▶ [WORKING DATA]:
[START]

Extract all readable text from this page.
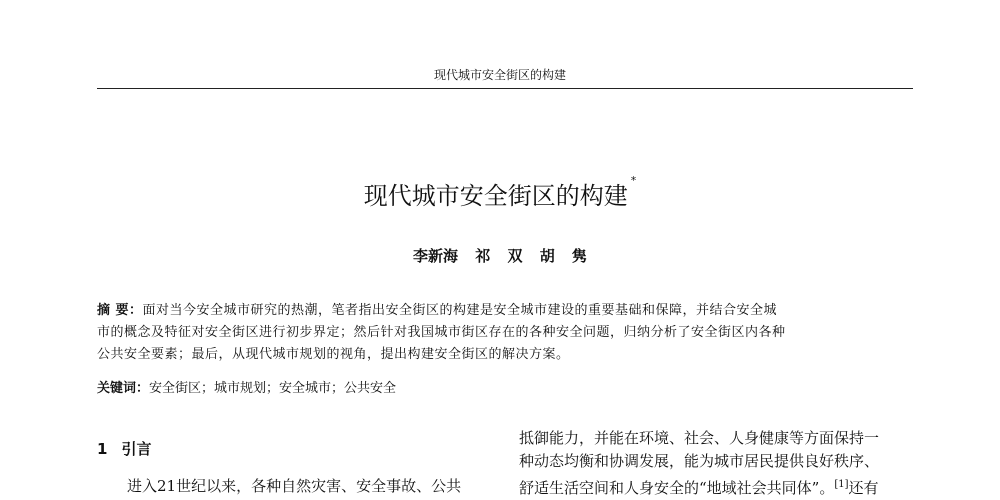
现代城市安全街区的构建
现代城市安全街区的构建*
李新海 祁 双 胡 隽
摘 要：面对当今安全城市研究的热潮，笔者指出安全街区的构建是安全城市建设的重要基础和保障，并结合安全城
市的概念及特征对安全街区进行初步界定；然后针对我国城市街区存在的各种安全问题，归纳分析了安全街区内各种
公共安全要素；最后，从现代城市规划的视角，提出构建安全街区的解决方案。
关键词：安全街区；城市规划；安全城市；公共安全
1 引言
进入21世纪以来，各种自然灾害、安全事故、公共
抵御能力，并能在环境、社会、人身健康等方面保持一
种动态均衡和协调发展，能为城市居民提供良好秩序、
舒适生活空间和人身安全的“地域社会共同体”。[1]还有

[END]

▶ [EXERCISE AIM]:
Each line of the material must be retyped exactly, except that images are omitted.

▶ [WRITTEN ANSWER]:
Extract all readable text from this page.
现代城市安全街区的构建
现代城市安全街区的构建*
李新海 祁 双 胡 隽
摘 要：面对当今安全城市研究的热潮，笔者指出安全街区的构建是安全城市建设的重要基础和保障，并结合安全城
市的概念及特征对安全街区进行初步界定；然后针对我国城市街区存在的各种安全问题，归纳分析了安全街区内各种
公共安全要素；最后，从现代城市规划的视角，提出构建安全街区的解决方案。
关键词：安全街区；城市规划；安全城市；公共安全
1 引言
进入21世纪以来，各种自然灾害、安全事故、公共
抵御能力，并能在环境、社会、人身健康等方面保持一
种动态均衡和协调发展，能为城市居民提供良好秩序、
舒适生活空间和人身安全的“地域社会共同体”。[1]还有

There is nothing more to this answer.